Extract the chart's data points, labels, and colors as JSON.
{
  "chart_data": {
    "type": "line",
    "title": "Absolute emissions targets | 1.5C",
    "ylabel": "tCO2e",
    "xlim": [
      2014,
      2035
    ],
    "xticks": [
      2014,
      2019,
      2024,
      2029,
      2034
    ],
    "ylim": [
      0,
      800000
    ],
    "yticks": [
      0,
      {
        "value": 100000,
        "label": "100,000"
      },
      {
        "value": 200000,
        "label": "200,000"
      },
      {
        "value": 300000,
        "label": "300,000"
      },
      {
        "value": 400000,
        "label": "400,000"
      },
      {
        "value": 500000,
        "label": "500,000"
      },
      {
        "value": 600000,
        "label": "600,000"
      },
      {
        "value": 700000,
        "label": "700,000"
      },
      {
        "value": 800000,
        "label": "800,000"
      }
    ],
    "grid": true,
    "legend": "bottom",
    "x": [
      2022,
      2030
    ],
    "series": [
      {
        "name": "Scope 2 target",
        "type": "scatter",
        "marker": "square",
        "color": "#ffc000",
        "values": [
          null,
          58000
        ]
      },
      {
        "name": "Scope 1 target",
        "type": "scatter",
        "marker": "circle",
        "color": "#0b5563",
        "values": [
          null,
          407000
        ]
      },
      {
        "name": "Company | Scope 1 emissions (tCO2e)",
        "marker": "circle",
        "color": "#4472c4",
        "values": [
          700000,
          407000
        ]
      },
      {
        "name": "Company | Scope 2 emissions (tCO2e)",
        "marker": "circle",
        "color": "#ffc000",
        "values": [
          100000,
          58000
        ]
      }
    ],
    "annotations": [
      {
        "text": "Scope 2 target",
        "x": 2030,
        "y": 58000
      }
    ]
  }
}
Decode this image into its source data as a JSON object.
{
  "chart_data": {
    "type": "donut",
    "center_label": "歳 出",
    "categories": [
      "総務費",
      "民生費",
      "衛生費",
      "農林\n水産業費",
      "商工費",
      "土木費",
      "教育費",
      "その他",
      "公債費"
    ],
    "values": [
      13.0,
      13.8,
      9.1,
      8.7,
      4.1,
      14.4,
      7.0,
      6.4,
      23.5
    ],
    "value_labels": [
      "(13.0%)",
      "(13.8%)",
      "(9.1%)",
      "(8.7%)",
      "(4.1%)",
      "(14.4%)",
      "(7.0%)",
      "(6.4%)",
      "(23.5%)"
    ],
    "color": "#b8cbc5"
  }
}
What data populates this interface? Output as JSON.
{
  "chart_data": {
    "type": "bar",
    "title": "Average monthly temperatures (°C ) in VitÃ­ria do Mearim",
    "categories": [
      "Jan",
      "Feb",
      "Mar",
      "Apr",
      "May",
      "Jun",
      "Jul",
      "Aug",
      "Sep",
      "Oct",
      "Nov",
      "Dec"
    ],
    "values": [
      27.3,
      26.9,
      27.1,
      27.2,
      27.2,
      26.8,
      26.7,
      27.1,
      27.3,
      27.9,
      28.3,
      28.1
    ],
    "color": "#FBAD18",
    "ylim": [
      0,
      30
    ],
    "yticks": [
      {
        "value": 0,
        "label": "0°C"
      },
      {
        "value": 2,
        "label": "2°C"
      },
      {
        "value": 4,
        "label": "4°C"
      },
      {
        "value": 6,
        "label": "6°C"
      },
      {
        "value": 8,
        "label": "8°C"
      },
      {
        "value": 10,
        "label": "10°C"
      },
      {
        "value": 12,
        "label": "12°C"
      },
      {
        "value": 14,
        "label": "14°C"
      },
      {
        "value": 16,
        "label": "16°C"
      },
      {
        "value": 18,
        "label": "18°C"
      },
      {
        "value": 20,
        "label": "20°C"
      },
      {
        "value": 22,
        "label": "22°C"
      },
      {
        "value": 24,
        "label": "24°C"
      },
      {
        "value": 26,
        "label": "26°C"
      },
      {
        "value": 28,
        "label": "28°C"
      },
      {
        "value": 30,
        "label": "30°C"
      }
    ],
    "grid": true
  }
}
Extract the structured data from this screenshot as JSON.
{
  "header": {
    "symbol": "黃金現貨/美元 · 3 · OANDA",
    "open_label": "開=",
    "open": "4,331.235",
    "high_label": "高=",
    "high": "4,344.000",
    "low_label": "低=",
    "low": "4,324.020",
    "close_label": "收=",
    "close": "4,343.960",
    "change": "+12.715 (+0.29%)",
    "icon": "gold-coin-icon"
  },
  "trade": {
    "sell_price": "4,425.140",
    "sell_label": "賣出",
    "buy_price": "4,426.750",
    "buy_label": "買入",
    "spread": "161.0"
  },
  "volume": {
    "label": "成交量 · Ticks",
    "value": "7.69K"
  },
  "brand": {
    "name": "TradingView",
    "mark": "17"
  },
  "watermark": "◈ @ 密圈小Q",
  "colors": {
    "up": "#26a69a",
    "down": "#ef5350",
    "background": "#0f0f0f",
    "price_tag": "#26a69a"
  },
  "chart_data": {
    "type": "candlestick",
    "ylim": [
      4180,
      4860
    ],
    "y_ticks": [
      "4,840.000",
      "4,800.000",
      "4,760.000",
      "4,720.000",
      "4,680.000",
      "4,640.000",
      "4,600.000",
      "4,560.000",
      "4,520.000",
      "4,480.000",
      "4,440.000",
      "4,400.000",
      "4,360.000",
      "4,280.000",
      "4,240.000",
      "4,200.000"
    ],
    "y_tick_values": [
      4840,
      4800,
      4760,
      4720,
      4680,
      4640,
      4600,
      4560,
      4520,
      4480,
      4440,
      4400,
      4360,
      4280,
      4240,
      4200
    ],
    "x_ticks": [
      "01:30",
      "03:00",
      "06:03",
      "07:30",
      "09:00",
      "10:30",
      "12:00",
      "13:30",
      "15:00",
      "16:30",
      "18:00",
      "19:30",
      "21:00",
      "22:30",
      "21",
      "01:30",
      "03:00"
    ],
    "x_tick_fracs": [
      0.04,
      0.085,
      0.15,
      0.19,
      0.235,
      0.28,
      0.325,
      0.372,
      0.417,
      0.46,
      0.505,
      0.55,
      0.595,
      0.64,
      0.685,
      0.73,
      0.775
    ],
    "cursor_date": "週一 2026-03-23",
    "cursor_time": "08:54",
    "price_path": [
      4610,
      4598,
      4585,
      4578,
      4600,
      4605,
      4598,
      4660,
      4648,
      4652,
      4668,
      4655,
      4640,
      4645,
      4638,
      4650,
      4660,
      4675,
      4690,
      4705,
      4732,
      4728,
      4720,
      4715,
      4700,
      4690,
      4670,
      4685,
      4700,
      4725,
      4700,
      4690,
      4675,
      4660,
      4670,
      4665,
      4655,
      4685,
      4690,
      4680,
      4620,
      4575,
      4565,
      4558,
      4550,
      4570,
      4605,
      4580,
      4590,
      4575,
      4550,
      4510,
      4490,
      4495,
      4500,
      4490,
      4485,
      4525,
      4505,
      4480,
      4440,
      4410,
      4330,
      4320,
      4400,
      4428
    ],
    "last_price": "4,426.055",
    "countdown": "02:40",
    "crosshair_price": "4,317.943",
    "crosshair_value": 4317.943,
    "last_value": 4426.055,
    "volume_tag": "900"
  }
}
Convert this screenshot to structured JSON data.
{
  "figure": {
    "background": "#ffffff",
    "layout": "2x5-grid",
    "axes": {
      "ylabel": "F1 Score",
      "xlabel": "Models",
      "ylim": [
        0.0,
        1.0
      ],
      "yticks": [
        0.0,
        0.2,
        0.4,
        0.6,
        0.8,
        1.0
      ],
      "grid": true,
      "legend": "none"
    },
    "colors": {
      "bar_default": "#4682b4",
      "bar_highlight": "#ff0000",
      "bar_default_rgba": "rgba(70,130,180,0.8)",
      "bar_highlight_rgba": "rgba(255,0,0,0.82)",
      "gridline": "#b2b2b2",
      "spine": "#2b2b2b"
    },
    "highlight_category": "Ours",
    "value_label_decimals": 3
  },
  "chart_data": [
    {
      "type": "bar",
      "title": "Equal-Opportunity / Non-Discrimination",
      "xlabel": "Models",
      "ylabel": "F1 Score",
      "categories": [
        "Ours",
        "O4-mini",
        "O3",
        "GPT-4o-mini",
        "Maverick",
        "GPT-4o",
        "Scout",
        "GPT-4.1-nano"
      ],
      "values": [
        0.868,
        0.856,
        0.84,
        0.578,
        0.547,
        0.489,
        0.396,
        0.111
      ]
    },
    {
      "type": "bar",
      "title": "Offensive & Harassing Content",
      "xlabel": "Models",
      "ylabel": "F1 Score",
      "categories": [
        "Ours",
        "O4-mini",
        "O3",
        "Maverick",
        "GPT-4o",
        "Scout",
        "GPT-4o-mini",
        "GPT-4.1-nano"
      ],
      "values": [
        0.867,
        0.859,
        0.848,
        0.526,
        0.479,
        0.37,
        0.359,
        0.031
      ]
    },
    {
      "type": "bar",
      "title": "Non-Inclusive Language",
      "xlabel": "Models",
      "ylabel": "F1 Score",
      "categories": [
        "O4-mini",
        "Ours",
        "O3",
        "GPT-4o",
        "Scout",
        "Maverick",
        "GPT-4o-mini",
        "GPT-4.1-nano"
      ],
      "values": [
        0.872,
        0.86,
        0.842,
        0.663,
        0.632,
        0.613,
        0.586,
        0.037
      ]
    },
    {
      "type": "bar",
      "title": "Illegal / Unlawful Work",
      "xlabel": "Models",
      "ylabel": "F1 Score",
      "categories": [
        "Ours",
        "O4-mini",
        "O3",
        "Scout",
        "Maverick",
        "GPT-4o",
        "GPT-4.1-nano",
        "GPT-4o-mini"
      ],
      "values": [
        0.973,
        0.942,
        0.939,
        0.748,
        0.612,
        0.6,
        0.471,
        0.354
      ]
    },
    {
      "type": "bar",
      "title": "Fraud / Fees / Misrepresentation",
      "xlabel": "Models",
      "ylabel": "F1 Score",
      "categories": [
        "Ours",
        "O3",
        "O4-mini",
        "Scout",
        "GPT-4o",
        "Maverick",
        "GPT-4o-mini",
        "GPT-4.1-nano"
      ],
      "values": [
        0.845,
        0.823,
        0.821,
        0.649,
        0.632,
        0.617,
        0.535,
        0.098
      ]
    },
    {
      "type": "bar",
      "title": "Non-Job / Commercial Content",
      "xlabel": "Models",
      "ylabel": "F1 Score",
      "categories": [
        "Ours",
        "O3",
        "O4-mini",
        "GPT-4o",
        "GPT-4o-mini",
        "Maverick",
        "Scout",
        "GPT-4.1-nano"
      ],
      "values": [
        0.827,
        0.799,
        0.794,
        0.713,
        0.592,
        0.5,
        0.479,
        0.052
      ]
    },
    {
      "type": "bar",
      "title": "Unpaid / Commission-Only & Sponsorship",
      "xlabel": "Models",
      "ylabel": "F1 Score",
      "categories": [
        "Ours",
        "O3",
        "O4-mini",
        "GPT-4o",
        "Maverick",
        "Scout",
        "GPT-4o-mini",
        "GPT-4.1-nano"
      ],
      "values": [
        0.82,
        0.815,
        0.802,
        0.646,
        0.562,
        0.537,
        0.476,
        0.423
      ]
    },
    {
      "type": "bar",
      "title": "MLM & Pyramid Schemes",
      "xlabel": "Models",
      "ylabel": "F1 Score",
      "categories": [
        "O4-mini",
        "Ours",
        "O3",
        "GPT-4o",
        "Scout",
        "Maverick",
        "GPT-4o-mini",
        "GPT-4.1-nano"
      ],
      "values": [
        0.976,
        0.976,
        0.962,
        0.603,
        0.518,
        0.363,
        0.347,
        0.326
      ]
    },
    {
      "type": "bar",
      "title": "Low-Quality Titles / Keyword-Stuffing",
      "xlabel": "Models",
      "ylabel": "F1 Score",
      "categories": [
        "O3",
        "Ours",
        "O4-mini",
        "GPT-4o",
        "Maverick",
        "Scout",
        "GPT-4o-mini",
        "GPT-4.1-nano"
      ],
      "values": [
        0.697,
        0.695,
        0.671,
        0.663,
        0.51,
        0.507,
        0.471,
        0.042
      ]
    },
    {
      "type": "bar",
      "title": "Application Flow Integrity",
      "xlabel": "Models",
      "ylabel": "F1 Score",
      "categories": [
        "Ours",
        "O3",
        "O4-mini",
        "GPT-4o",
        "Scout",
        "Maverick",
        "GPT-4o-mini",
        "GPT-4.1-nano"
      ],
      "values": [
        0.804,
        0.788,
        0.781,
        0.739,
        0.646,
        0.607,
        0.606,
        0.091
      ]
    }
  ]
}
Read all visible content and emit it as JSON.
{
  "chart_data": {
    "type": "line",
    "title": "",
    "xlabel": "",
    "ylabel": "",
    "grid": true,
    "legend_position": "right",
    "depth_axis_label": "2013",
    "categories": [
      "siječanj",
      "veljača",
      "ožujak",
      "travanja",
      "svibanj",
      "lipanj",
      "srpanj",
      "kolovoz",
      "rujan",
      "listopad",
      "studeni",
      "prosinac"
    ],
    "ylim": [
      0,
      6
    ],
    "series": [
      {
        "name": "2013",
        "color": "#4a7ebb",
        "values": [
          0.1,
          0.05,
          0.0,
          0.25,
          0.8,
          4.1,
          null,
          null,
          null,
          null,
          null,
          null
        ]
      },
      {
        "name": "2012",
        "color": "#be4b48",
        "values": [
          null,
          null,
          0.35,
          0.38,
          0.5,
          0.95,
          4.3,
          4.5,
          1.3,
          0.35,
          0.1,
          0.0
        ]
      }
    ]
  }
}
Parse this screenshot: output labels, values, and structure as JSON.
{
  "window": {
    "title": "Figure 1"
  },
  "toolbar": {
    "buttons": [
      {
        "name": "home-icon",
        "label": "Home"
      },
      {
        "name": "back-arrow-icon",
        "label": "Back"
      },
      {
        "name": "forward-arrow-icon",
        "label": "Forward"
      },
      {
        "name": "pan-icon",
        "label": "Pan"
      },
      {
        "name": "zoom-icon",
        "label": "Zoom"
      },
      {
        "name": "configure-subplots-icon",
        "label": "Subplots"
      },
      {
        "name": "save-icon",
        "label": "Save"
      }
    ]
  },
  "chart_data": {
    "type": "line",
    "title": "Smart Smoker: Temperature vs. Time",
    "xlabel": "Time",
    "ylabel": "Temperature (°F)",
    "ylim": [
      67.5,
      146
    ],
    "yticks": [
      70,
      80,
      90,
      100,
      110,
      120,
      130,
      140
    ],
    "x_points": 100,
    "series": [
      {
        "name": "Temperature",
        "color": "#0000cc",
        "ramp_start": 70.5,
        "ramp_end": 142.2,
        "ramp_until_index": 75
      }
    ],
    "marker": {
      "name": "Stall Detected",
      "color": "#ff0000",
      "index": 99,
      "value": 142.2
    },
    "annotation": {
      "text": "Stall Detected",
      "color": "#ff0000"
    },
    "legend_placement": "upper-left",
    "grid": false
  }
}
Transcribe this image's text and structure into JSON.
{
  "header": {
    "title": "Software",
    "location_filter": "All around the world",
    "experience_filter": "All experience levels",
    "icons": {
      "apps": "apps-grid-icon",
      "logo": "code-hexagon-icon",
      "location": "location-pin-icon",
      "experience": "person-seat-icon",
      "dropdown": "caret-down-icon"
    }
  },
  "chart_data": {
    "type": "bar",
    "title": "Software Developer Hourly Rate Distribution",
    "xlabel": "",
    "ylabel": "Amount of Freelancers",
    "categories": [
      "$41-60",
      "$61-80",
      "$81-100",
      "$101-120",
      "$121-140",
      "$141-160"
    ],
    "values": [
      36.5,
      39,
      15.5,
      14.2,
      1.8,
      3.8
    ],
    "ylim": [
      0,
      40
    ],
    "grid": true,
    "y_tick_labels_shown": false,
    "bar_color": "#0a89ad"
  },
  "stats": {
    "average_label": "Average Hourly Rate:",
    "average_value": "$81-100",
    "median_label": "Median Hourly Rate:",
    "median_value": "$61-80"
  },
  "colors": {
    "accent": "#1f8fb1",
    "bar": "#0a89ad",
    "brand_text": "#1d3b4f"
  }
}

^^^^^^^^

Set task: Copy out every line of the material above that mentions the word "experience".

Result of the task:
    "experience_filter": "All experience levels",
      "experience": "person-seat-icon",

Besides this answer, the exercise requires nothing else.